▸ **WHAT IS ASKED**:
Copy out each line of the material in which the word "Chiesa" appears.

— start RECORDED DATA —

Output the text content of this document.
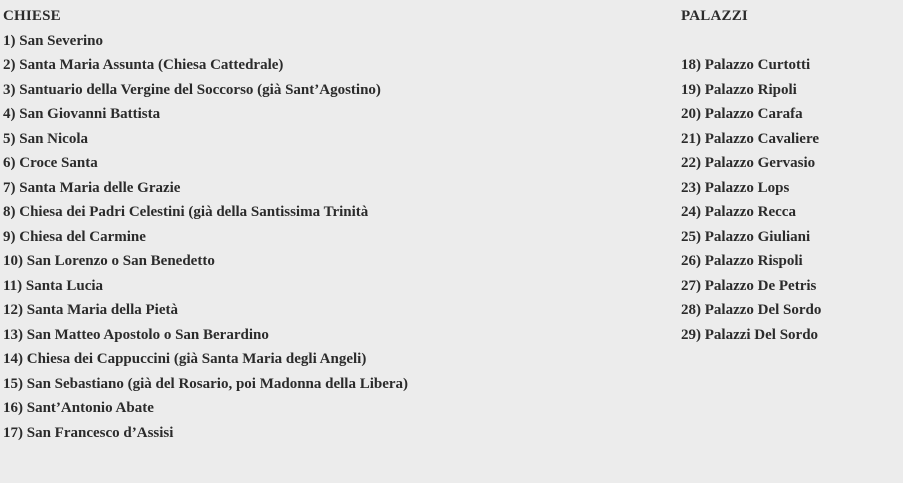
CHIESE
1) San Severino
2) Santa Maria Assunta (Chiesa Cattedrale)
3) Santuario della Vergine del Soccorso (già Sant’Agostino)
4) San Giovanni Battista
5) San Nicola
6) Croce Santa
7) Santa Maria delle Grazie
8) Chiesa dei Padri Celestini (già della Santissima Trinità
9) Chiesa del Carmine
10) San Lorenzo o San Benedetto
11) Santa Lucia
12) Santa Maria della Pietà
13) San Matteo Apostolo o San Berardino
14) Chiesa dei Cappuccini (già Santa Maria degli Angeli)
15) San Sebastiano (già del Rosario, poi Madonna della Libera)
16) Sant’Antonio Abate
17) San Francesco d’Assisi
PALAZZI
18) Palazzo Curtotti
19) Palazzo Ripoli
20) Palazzo Carafa
21) Palazzo Cavaliere
22) Palazzo Gervasio
23) Palazzo Lops
24) Palazzo Recca
25) Palazzo Giuliani
26) Palazzo Rispoli
27) Palazzo De Petris
28) Palazzo Del Sordo
29) Palazzi Del Sordo
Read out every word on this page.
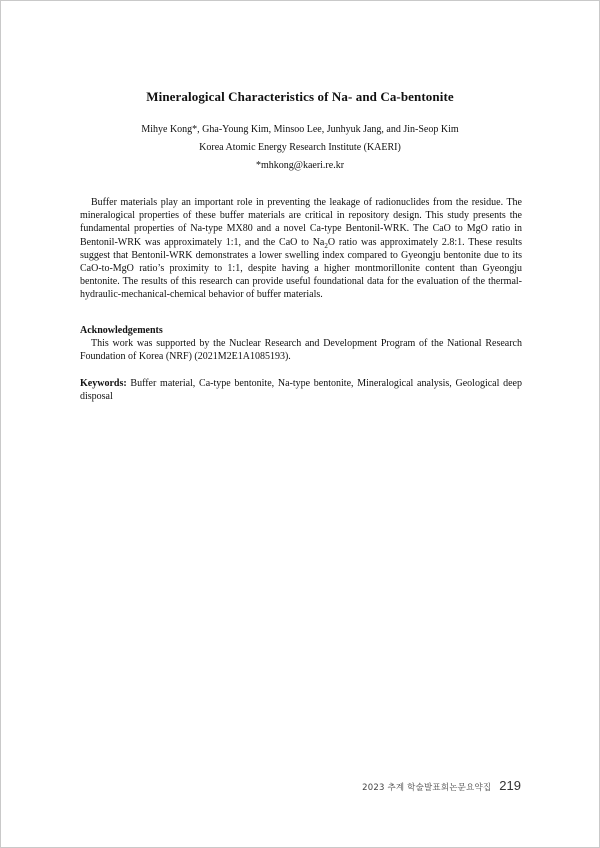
Mineralogical Characteristics of Na- and Ca-bentonite
Mihye Kong*, Gha-Young Kim, Minsoo Lee, Junhyuk Jang, and Jin-Seop Kim
Korea Atomic Energy Research Institute (KAERI)
*mhkong@kaeri.re.kr

Buffer materials play an important role in preventing the leakage of radionuclides from the residue. The mineralogical properties of these buffer materials are critical in repository design. This study presents the fundamental properties of Na-type MX80 and a novel Ca-type Bentonil-WRK. The CaO to MgO ratio in Bentonil-WRK was approximately 1:1, and the CaO to $Na_2O$ ratio was approximately 2.8:1. These results suggest that Bentonil-WRK demonstrates a lower swelling index compared to Gyeongju bentonite due to its CaO-to-MgO ratio’s proximity to 1:1, despite having a higher montmorillonite content than Gyeongju bentonite. The results of this research can provide useful foundational data for the evaluation of the thermal-hydraulic-mechanical-chemical behavior of buffer materials.

Acknowledgements

This work was supported by the Nuclear Research and Development Program of the National Research Foundation of Korea (NRF) (2021M2E1A1085193).

Keywords: Buffer material, Ca-type bentonite, Na-type bentonite, Mineralogical analysis, Geological deep disposal

2023 추계 학술발표회논문요약집 219
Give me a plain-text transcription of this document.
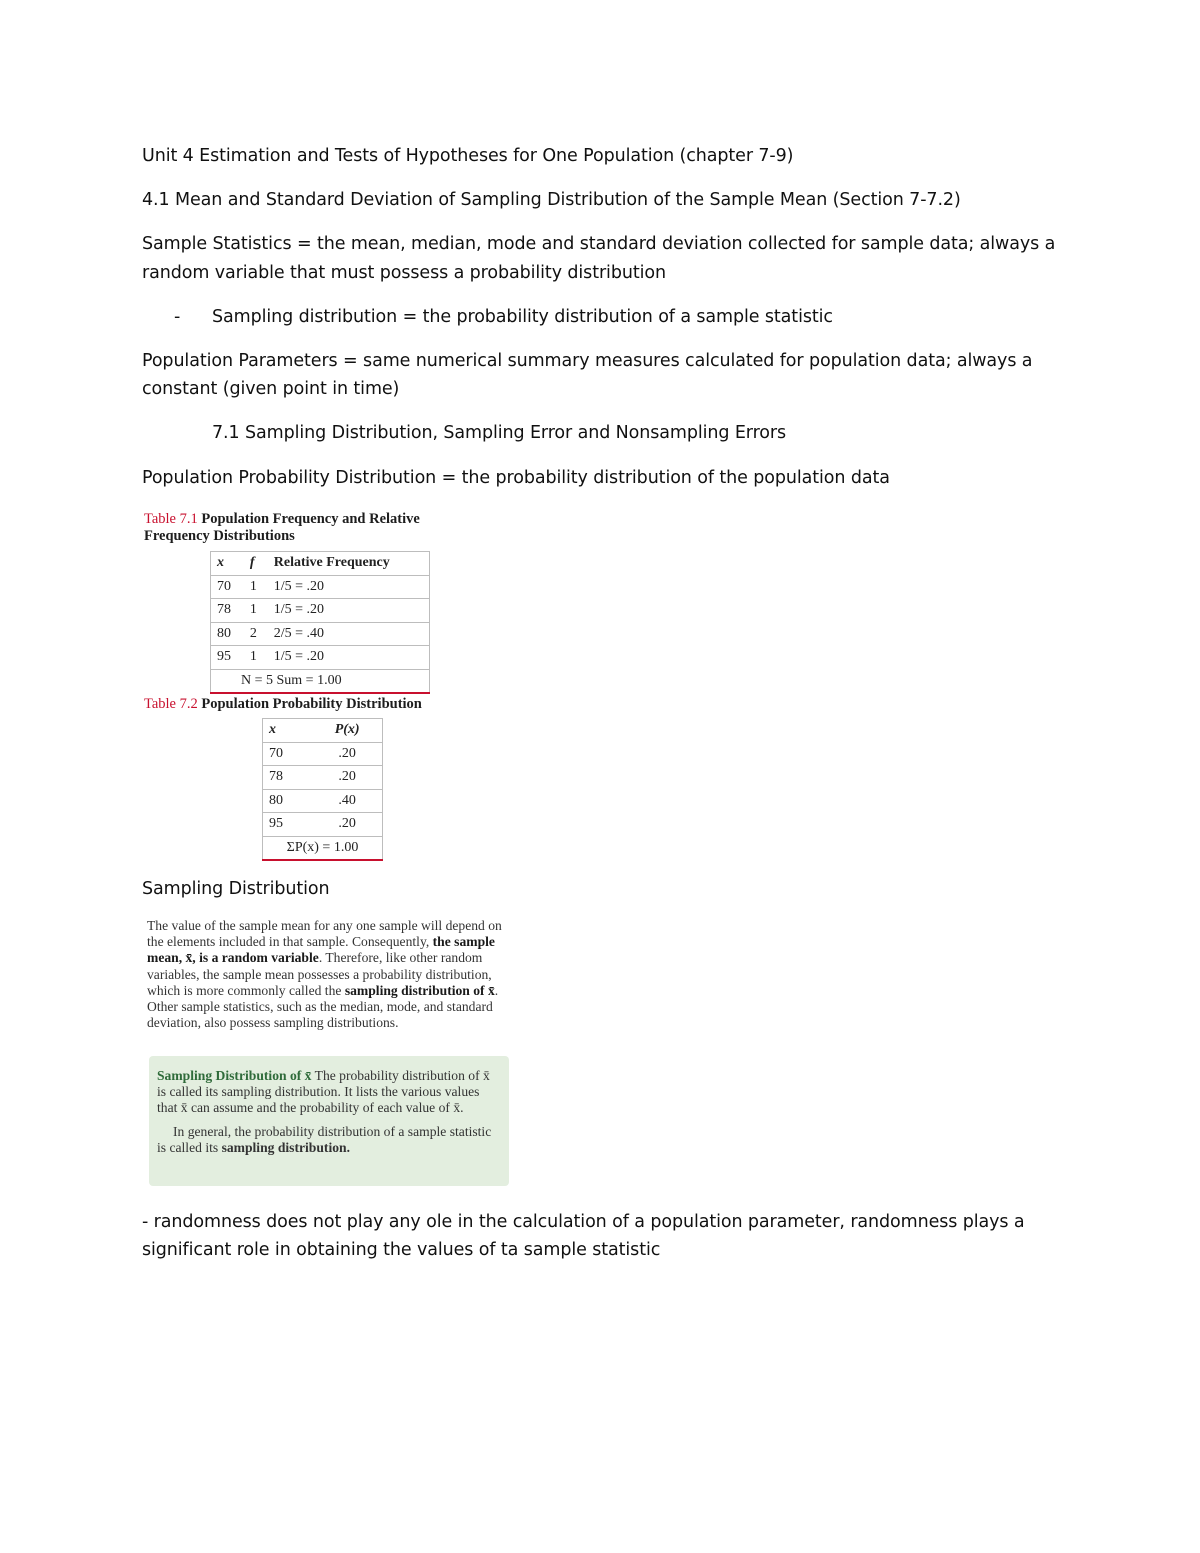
Unit 4 Estimation and Tests of Hypotheses for One Population (chapter 7-9)

4.1 Mean and Standard Deviation of Sampling Distribution of the Sample Mean (Section 7-7.2)

Sample Statistics = the mean, median, mode and standard deviation collected for sample data; always a

random variable that must possess a probability distribution

- Sampling distribution = the probability distribution of a sample statistic

Population Parameters = same numerical summary measures calculated for population data; always a

constant (given point in time)

7.1 Sampling Distribution, Sampling Error and Nonsampling Errors

Population Probability Distribution = the probability distribution of the population data

Table 7.1 Population Frequency and Relative
Frequency Distributions
x	f	Relative Frequency
70	1	1/5 = .20
78	1	1/5 = .20
80	2	2/5 = .40
95	1	1/5 = .20
N = 5 Sum = 1.00		
Table 7.2 Population Probability Distribution
x	P(x)
70	.20
78	.20
80	.40
95	.20
ΣP(x) = 1.00	

Sampling Distribution

The value of the sample mean for any one sample will depend on the elements included in that sample. Consequently, the sample mean, x̄, is a random variable. Therefore, like other random variables, the sample mean possesses a probability distribution, which is more commonly called the sampling distribution of x̄. Other sample statistics, such as the median, mode, and standard deviation, also possess sampling distributions.
Sampling Distribution of x̄ The probability distribution of x̄ is called its sampling distribution. It lists the various values that x̄ can assume and the probability of each value of x̄.
In general, the probability distribution of a sample statistic is called its sampling distribution.

- randomness does not play any ole in the calculation of a population parameter, randomness plays a

significant role in obtaining the values of ta sample statistic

— end RECORDED DATA —

▸ **TASK RESPONSE**:
2) Santa Maria Assunta (Chiesa Cattedrale)
8) Chiesa dei Padri Celestini (già della Santissima Trinità
9) Chiesa del Carmine
14) Chiesa dei Cappuccini (già Santa Maria degli Angeli)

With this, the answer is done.